=== PROMPT ===
Retype all of the lines below with no changes, leaving out the pictures.

=== RECORD EXTRACTS ===
□ □ □ □

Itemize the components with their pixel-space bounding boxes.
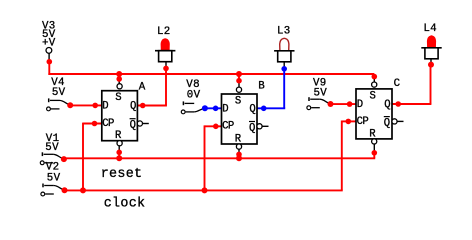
svg-text:D: D bbox=[102, 101, 108, 113]
svg-text:L2: L2 bbox=[157, 26, 171, 38]
svg-text:5V: 5V bbox=[52, 87, 66, 99]
svg-text:S: S bbox=[235, 96, 241, 108]
svg-text:CP: CP bbox=[222, 121, 234, 133]
svg-text:D: D bbox=[222, 103, 228, 115]
svg-text:5V: 5V bbox=[314, 87, 328, 99]
svg-text:+V: +V bbox=[42, 37, 56, 49]
svg-text:S: S bbox=[115, 92, 121, 104]
svg-text:Q: Q bbox=[384, 99, 390, 111]
svg-text:S: S bbox=[370, 90, 376, 102]
svg-text:Q: Q bbox=[384, 118, 390, 130]
svg-text:CP: CP bbox=[357, 116, 369, 128]
svg-text:A: A bbox=[139, 81, 146, 93]
svg-text:Q: Q bbox=[249, 123, 255, 135]
svg-text:Q: Q bbox=[130, 120, 136, 132]
svg-text:L3: L3 bbox=[277, 25, 291, 37]
svg-text:B: B bbox=[258, 81, 265, 93]
svg-text:C: C bbox=[394, 78, 401, 90]
svg-text:CP: CP bbox=[102, 118, 114, 130]
svg-text:reset: reset bbox=[101, 167, 143, 182]
svg-text:D: D bbox=[357, 99, 363, 111]
svg-text:L4: L4 bbox=[423, 23, 437, 35]
svg-text:5V: 5V bbox=[45, 142, 59, 154]
svg-text:Q: Q bbox=[130, 101, 136, 113]
svg-text:0V: 0V bbox=[187, 89, 201, 101]
svg-text:clock: clock bbox=[104, 196, 146, 211]
svg-text:5V: 5V bbox=[47, 172, 61, 184]
svg-text:Q: Q bbox=[249, 103, 255, 115]
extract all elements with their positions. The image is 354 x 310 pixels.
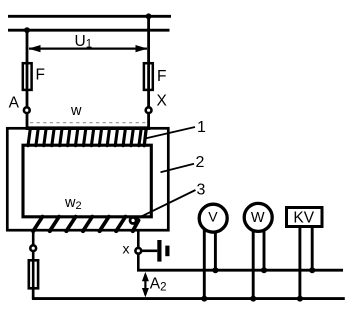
fuse F2	[144, 63, 153, 90]
voltmeter left leg	[203, 230, 206, 299]
voltmeter right leg	[214, 232, 217, 271]
svg-text:2: 2	[196, 154, 205, 171]
svg-text:w: w	[70, 103, 82, 119]
voltmeter right leg dot	[212, 267, 218, 273]
wire terminal a to fuse	[32, 251, 35, 298]
leader line to 1	[144, 127, 195, 139]
core inner window rectangle	[23, 145, 151, 217]
svg-text:A2: A2	[150, 276, 167, 294]
wire fuse to bottom bus	[32, 288, 35, 298]
faint dashed guide line	[30, 122, 147, 124]
svg-text:U1: U1	[75, 33, 93, 51]
secondary winding w2 turns	[31, 217, 138, 233]
kilovoltmeter left leg dot	[297, 296, 303, 302]
junction dot on L1	[146, 13, 152, 19]
dimension arrow U1	[28, 45, 147, 52]
primary winding w turns	[28, 129, 146, 146]
supply bus line L2	[8, 29, 170, 32]
wire terminal X to winding	[147, 114, 150, 130]
winding w top band	[27, 126, 149, 130]
terminal x	[135, 248, 141, 254]
kilovoltmeter right leg dot	[309, 267, 315, 273]
wire terminal x to ground	[142, 250, 158, 253]
wire secondary a lead	[32, 231, 35, 245]
wire secondary x lead	[137, 231, 140, 248]
kilovoltmeter left leg	[298, 228, 301, 299]
wire left phase drop	[26, 30, 29, 107]
fuse F1	[23, 63, 32, 90]
junction dot on L2	[24, 27, 30, 33]
leader line to 2	[161, 164, 195, 173]
wattmeter W	[244, 203, 272, 231]
core outer rectangle (2)	[7, 128, 168, 230]
terminal X	[146, 107, 152, 113]
wire right phase drop	[147, 16, 150, 107]
wattmeter right leg dot	[261, 267, 267, 273]
svg-text:A: A	[9, 95, 20, 112]
voltmeter left leg dot	[201, 296, 207, 302]
voltmeter V	[199, 204, 227, 232]
dimension arrow A2	[142, 272, 149, 298]
upper measuring bus wire	[137, 269, 343, 272]
ground bar short	[165, 246, 169, 257]
svg-text:KV: KV	[293, 209, 314, 226]
svg-text:F: F	[157, 68, 166, 85]
svg-text:V: V	[208, 209, 218, 225]
ground bar long	[157, 240, 161, 262]
wattmeter right leg	[263, 231, 266, 271]
wattmeter left leg	[252, 230, 255, 299]
terminal a	[30, 245, 36, 251]
winding w2 end curl	[130, 217, 136, 223]
kilovoltmeter right leg	[311, 228, 314, 270]
wattmeter left leg dot	[250, 296, 256, 302]
terminal A	[24, 107, 30, 113]
leader line to 3	[135, 190, 196, 220]
wire terminal x to upper bus	[137, 254, 140, 270]
svg-text:3: 3	[197, 181, 206, 198]
svg-text:F: F	[36, 67, 45, 84]
supply bus line L1	[8, 15, 171, 18]
kilovoltmeter KV	[287, 208, 323, 227]
bottom bus wire	[32, 297, 345, 300]
svg-text:X: X	[157, 93, 168, 110]
svg-text:x: x	[123, 241, 130, 257]
fuse F3	[29, 260, 38, 288]
svg-text:W: W	[251, 210, 265, 226]
svg-text:w2: w2	[64, 195, 82, 212]
wire terminal A to winding	[26, 114, 29, 130]
svg-text:1: 1	[197, 119, 206, 136]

□ □ □ □

=== RESULT FOR THIS EXERCISE ===
Itemize the components with their pixel-space bounding boxes.
svg-text:D: D bbox=[102, 101, 108, 113]
svg-text:L2: L2 bbox=[157, 26, 171, 38]
svg-text:5V: 5V bbox=[52, 87, 66, 99]
svg-text:S: S bbox=[235, 96, 241, 108]
svg-text:CP: CP bbox=[222, 121, 234, 133]
svg-text:D: D bbox=[222, 103, 228, 115]
svg-text:5V: 5V bbox=[314, 87, 328, 99]
svg-text:+V: +V bbox=[42, 37, 56, 49]
svg-text:S: S bbox=[115, 92, 121, 104]
svg-text:Q: Q bbox=[384, 99, 390, 111]
svg-text:S: S bbox=[370, 90, 376, 102]
svg-text:Q: Q bbox=[384, 118, 390, 130]
svg-text:CP: CP bbox=[357, 116, 369, 128]
svg-text:A: A bbox=[139, 81, 146, 93]
svg-text:Q: Q bbox=[249, 123, 255, 135]
svg-text:Q: Q bbox=[130, 120, 136, 132]
svg-text:L3: L3 bbox=[277, 25, 291, 37]
svg-text:B: B bbox=[258, 81, 265, 93]
svg-text:C: C bbox=[394, 78, 401, 90]
svg-text:CP: CP bbox=[102, 118, 114, 130]
svg-text:reset: reset bbox=[101, 167, 143, 182]
svg-text:D: D bbox=[357, 99, 363, 111]
svg-text:L4: L4 bbox=[423, 23, 437, 35]
svg-text:5V: 5V bbox=[45, 142, 59, 154]
svg-text:Q: Q bbox=[130, 101, 136, 113]
svg-text:0V: 0V bbox=[187, 89, 201, 101]
svg-text:clock: clock bbox=[104, 196, 146, 211]
svg-text:5V: 5V bbox=[47, 172, 61, 184]
svg-text:Q: Q bbox=[249, 103, 255, 115]
extract all elements with their positions. The image is 354 x 310 pixels.
fuse F2	[144, 63, 153, 90]
voltmeter left leg	[203, 230, 206, 299]
voltmeter right leg	[214, 232, 217, 271]
svg-text:2: 2	[196, 154, 205, 171]
svg-text:w: w	[70, 103, 82, 119]
voltmeter right leg dot	[212, 267, 218, 273]
wire terminal a to fuse	[32, 251, 35, 298]
leader line to 1	[144, 127, 195, 139]
core inner window rectangle	[23, 145, 151, 217]
svg-text:A2: A2	[150, 276, 167, 294]
wire fuse to bottom bus	[32, 288, 35, 298]
faint dashed guide line	[30, 122, 147, 124]
svg-text:U1: U1	[75, 33, 93, 51]
secondary winding w2 turns	[31, 217, 138, 233]
kilovoltmeter left leg dot	[297, 296, 303, 302]
junction dot on L1	[146, 13, 152, 19]
dimension arrow U1	[28, 45, 147, 52]
primary winding w turns	[28, 129, 146, 146]
supply bus line L2	[8, 29, 170, 32]
wire terminal X to winding	[147, 114, 150, 130]
winding w top band	[27, 126, 149, 130]
terminal x	[135, 248, 141, 254]
kilovoltmeter right leg dot	[309, 267, 315, 273]
wire terminal x to ground	[142, 250, 158, 253]
wire secondary a lead	[32, 231, 35, 245]
wire secondary x lead	[137, 231, 140, 248]
kilovoltmeter left leg	[298, 228, 301, 299]
wire left phase drop	[26, 30, 29, 107]
fuse F1	[23, 63, 32, 90]
junction dot on L2	[24, 27, 30, 33]
leader line to 2	[161, 164, 195, 173]
wattmeter W	[244, 203, 272, 231]
core outer rectangle (2)	[7, 128, 168, 230]
terminal X	[146, 107, 152, 113]
wire right phase drop	[147, 16, 150, 107]
wattmeter right leg dot	[261, 267, 267, 273]
svg-text:A: A	[9, 95, 20, 112]
voltmeter left leg dot	[201, 296, 207, 302]
voltmeter V	[199, 204, 227, 232]
dimension arrow A2	[142, 272, 149, 298]
upper measuring bus wire	[137, 269, 343, 272]
ground bar short	[165, 246, 169, 257]
svg-text:KV: KV	[293, 209, 314, 226]
svg-text:F: F	[157, 68, 166, 85]
svg-text:V: V	[208, 209, 218, 225]
ground bar long	[157, 240, 161, 262]
wattmeter right leg	[263, 231, 266, 271]
wattmeter left leg	[252, 230, 255, 299]
terminal a	[30, 245, 36, 251]
winding w2 end curl	[130, 217, 136, 223]
kilovoltmeter right leg	[311, 228, 314, 270]
wattmeter left leg dot	[250, 296, 256, 302]
terminal A	[24, 107, 30, 113]
leader line to 3	[135, 190, 196, 220]
wire terminal x to upper bus	[137, 254, 140, 270]
svg-text:3: 3	[197, 181, 206, 198]
svg-text:F: F	[36, 67, 45, 84]
supply bus line L1	[8, 15, 171, 18]
kilovoltmeter KV	[287, 208, 323, 227]
bottom bus wire	[32, 297, 345, 300]
svg-text:X: X	[157, 93, 168, 110]
svg-text:x: x	[123, 241, 130, 257]
fuse F3	[29, 260, 38, 288]
svg-text:W: W	[251, 210, 265, 226]
svg-text:w2: w2	[64, 195, 82, 212]
wire terminal A to winding	[26, 114, 29, 130]
svg-text:1: 1	[197, 119, 206, 136]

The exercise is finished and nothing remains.